» TASK TO CARRY OUT
Using the data beneath, show every line that includes the word "United".
— Start —
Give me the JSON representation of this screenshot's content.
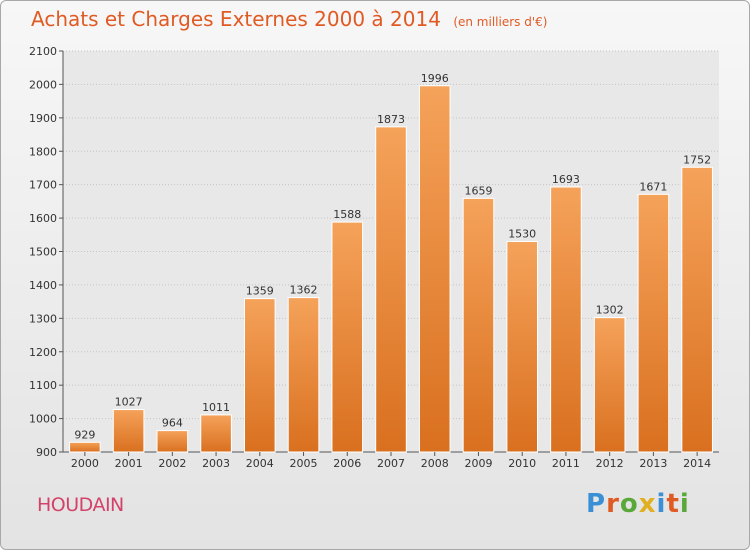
{
  "title": "Achats et Charges Externes 2000 à 2014",
  "subtitle": "(en milliers d'€)",
  "place": "HOUDAIN",
  "logo": "Proxiti",
  "colors": {
    "bar_top": "#f5a25a",
    "bar_bottom": "#d9701f",
    "title": "#e05a24",
    "place": "#d4426a"
  },
  "chart_data": {
    "type": "bar",
    "title": "Achats et Charges Externes 2000 à 2014",
    "subtitle": "(en milliers d'€)",
    "categories": [
      "2000",
      "2001",
      "2002",
      "2003",
      "2004",
      "2005",
      "2006",
      "2007",
      "2008",
      "2009",
      "2010",
      "2011",
      "2012",
      "2013",
      "2014"
    ],
    "values": [
      929,
      1027,
      964,
      1011,
      1359,
      1362,
      1588,
      1873,
      1996,
      1659,
      1530,
      1693,
      1302,
      1671,
      1752
    ],
    "ylim": [
      900,
      2100
    ],
    "yticks": [
      900,
      1000,
      1100,
      1200,
      1300,
      1400,
      1500,
      1600,
      1700,
      1800,
      1900,
      2000,
      2100
    ],
    "grid": true,
    "data_labels": true
  }
}
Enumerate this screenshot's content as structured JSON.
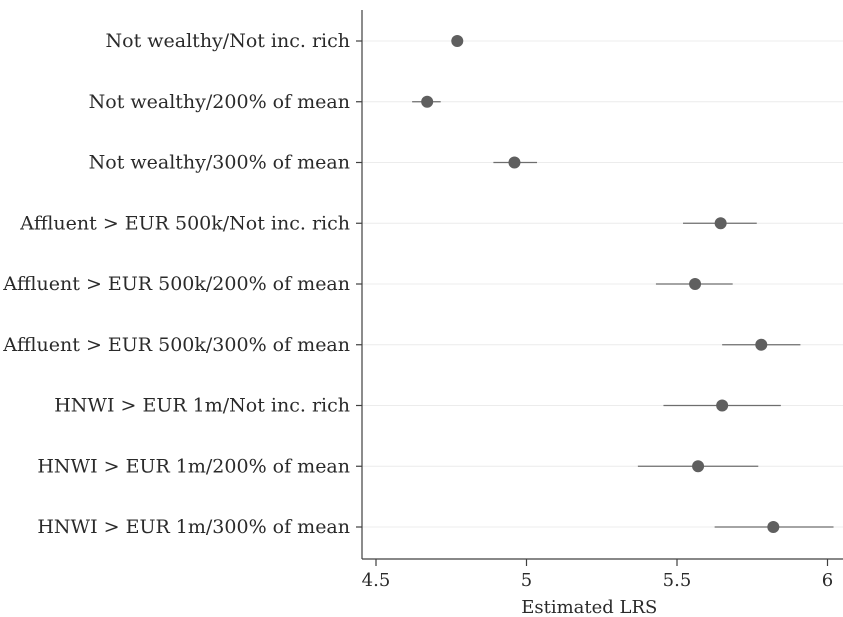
{
  "chart_data": {
    "type": "scatter",
    "title": "",
    "xlabel": "Estimated LRS",
    "ylabel": "",
    "xlim": [
      4.5,
      6.05
    ],
    "xticks": [
      4.5,
      5,
      5.5,
      6
    ],
    "xtick_labels": [
      "4.5",
      "5",
      "5.5",
      "6"
    ],
    "grid": "horizontal",
    "categories": [
      "Not wealthy/Not inc. rich",
      "Not wealthy/200% of mean",
      "Not wealthy/300% of mean",
      "Affluent > EUR 500k/Not inc. rich",
      "Affluent > EUR 500k/200% of mean",
      "Affluent > EUR 500k/300% of mean",
      "HNWI > EUR 1m/Not inc. rich",
      "HNWI > EUR 1m/200% of mean",
      "HNWI > EUR 1m/300% of mean"
    ],
    "series": [
      {
        "values": [
          4.77,
          4.67,
          4.96,
          5.645,
          5.56,
          5.78,
          5.65,
          5.57,
          5.82
        ],
        "ci_low": [
          4.755,
          4.62,
          4.89,
          5.52,
          5.43,
          5.65,
          5.455,
          5.37,
          5.625
        ],
        "ci_high": [
          4.785,
          4.715,
          5.035,
          5.765,
          5.685,
          5.91,
          5.845,
          5.77,
          6.02
        ]
      }
    ],
    "colors": {
      "point": "#5f5f5f",
      "ci": "#6e6e6e",
      "grid": "#ececec",
      "axis": "#404040"
    }
  }
}
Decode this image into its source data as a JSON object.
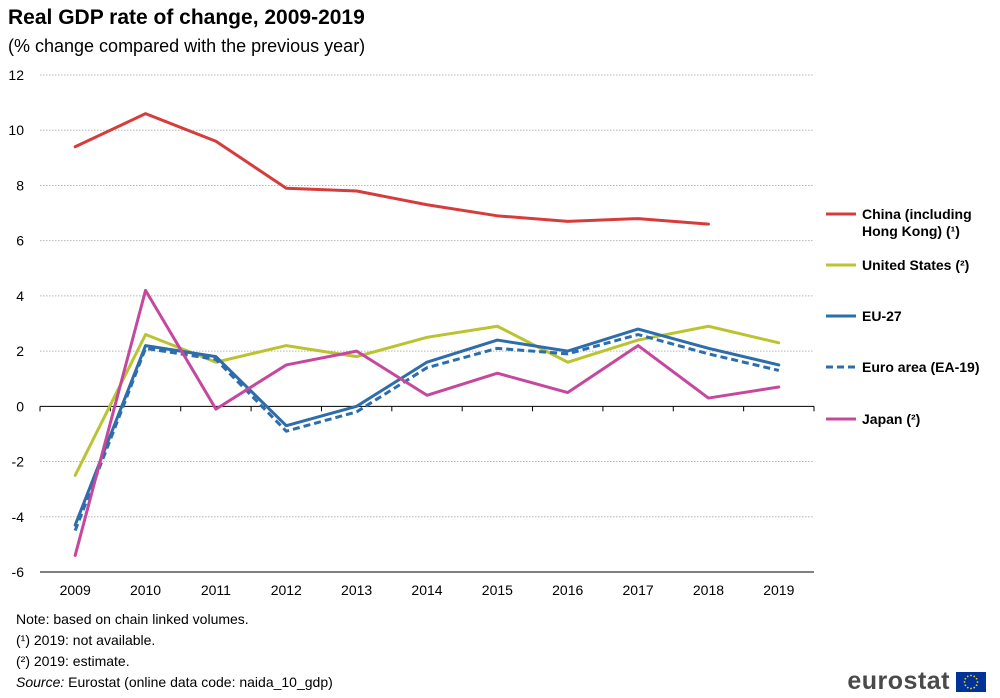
{
  "title": "Real GDP rate of change, 2009-2019",
  "subtitle": "(% change compared with the previous year)",
  "notes": {
    "note": "Note: based on chain linked volumes.",
    "fn1": "(¹) 2019: not available.",
    "fn2": "(²) 2019: estimate.",
    "source_label": "Source:",
    "source_text": " Eurostat (online data code: naida_10_gdp)"
  },
  "logo": {
    "text": "eurostat",
    "flag_color": "#003399",
    "star_color": "#FFCC00"
  },
  "chart_data": {
    "type": "line",
    "x": [
      "2009",
      "2010",
      "2011",
      "2012",
      "2013",
      "2014",
      "2015",
      "2016",
      "2017",
      "2018",
      "2019"
    ],
    "ylim": [
      -6,
      12
    ],
    "yticks": [
      -6,
      -4,
      -2,
      0,
      2,
      4,
      6,
      8,
      10,
      12
    ],
    "grid": true,
    "legend_position": "right",
    "series": [
      {
        "name": "China (including Hong Kong) (¹)",
        "legend_lines": [
          "China (including",
          "Hong Kong) (¹)"
        ],
        "color": "#D73C3C",
        "dashed": false,
        "values": [
          9.4,
          10.6,
          9.6,
          7.9,
          7.8,
          7.3,
          6.9,
          6.7,
          6.8,
          6.6,
          null
        ]
      },
      {
        "name": "United States (²)",
        "legend_lines": [
          "United States (²)"
        ],
        "color": "#B9C42F",
        "dashed": false,
        "values": [
          -2.5,
          2.6,
          1.6,
          2.2,
          1.8,
          2.5,
          2.9,
          1.6,
          2.4,
          2.9,
          2.3
        ]
      },
      {
        "name": "EU-27",
        "legend_lines": [
          "EU-27"
        ],
        "color": "#2E6DAB",
        "dashed": false,
        "values": [
          -4.3,
          2.2,
          1.8,
          -0.7,
          0.0,
          1.6,
          2.4,
          2.0,
          2.8,
          2.1,
          1.5
        ]
      },
      {
        "name": "Euro area (EA-19)",
        "legend_lines": [
          "Euro area (EA-19)"
        ],
        "color": "#2E6DAB",
        "dashed": true,
        "values": [
          -4.5,
          2.1,
          1.7,
          -0.9,
          -0.2,
          1.4,
          2.1,
          1.9,
          2.6,
          1.9,
          1.3
        ]
      },
      {
        "name": "Japan (²)",
        "legend_lines": [
          "Japan (²)"
        ],
        "color": "#C5489E",
        "dashed": false,
        "values": [
          -5.4,
          4.2,
          -0.1,
          1.5,
          2.0,
          0.4,
          1.2,
          0.5,
          2.2,
          0.3,
          0.7
        ]
      }
    ]
  }
}
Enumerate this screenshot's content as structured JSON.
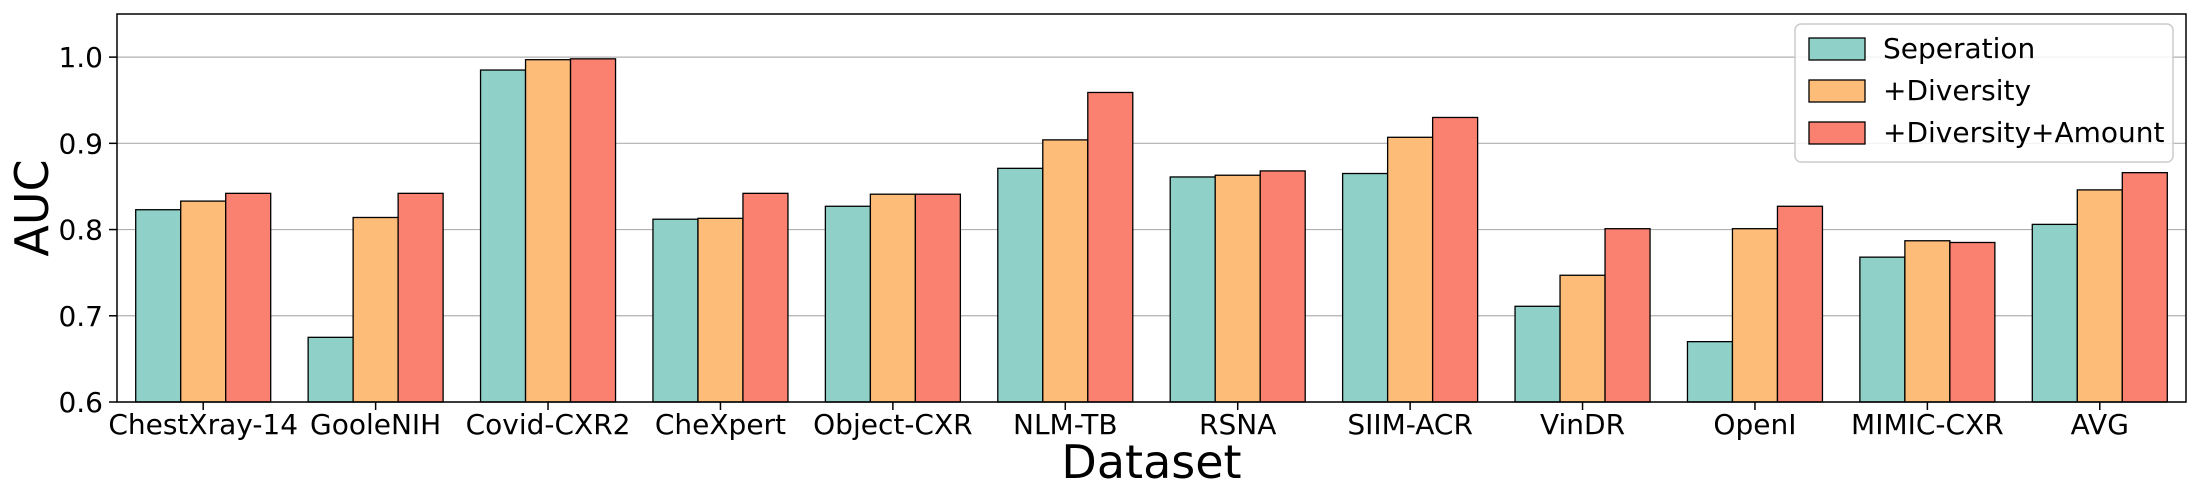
{
  "chart_data": {
    "type": "bar",
    "title": "",
    "xlabel": "Dataset",
    "ylabel": "AUC",
    "ylim": [
      0.6,
      1.05
    ],
    "yticks": [
      0.6,
      0.7,
      0.8,
      0.9,
      1.0
    ],
    "ytick_labels": [
      "0.6",
      "0.7",
      "0.8",
      "0.9",
      "1.0"
    ],
    "grid": "horizontal",
    "legend_position": "top-right",
    "categories": [
      "ChestXray-14",
      "GooleNIH",
      "Covid-CXR2",
      "CheXpert",
      "Object-CXR",
      "NLM-TB",
      "RSNA",
      "SIIM-ACR",
      "VinDR",
      "OpenI",
      "MIMIC-CXR",
      "AVG"
    ],
    "series": [
      {
        "name": "Seperation",
        "color": "#8fd0c8",
        "values": [
          0.823,
          0.675,
          0.985,
          0.812,
          0.827,
          0.871,
          0.861,
          0.865,
          0.711,
          0.67,
          0.768,
          0.806
        ]
      },
      {
        "name": "+Diversity",
        "color": "#fdbc78",
        "values": [
          0.833,
          0.814,
          0.997,
          0.813,
          0.841,
          0.904,
          0.863,
          0.907,
          0.747,
          0.801,
          0.787,
          0.846
        ]
      },
      {
        "name": "+Diversity+Amount",
        "color": "#fa8070",
        "values": [
          0.842,
          0.842,
          0.998,
          0.842,
          0.841,
          0.959,
          0.868,
          0.93,
          0.801,
          0.827,
          0.785,
          0.866
        ]
      }
    ]
  }
}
— End —
» SOLUTION TO THE PROBLEM
        "name": "United States (²)",
          "United States (²)"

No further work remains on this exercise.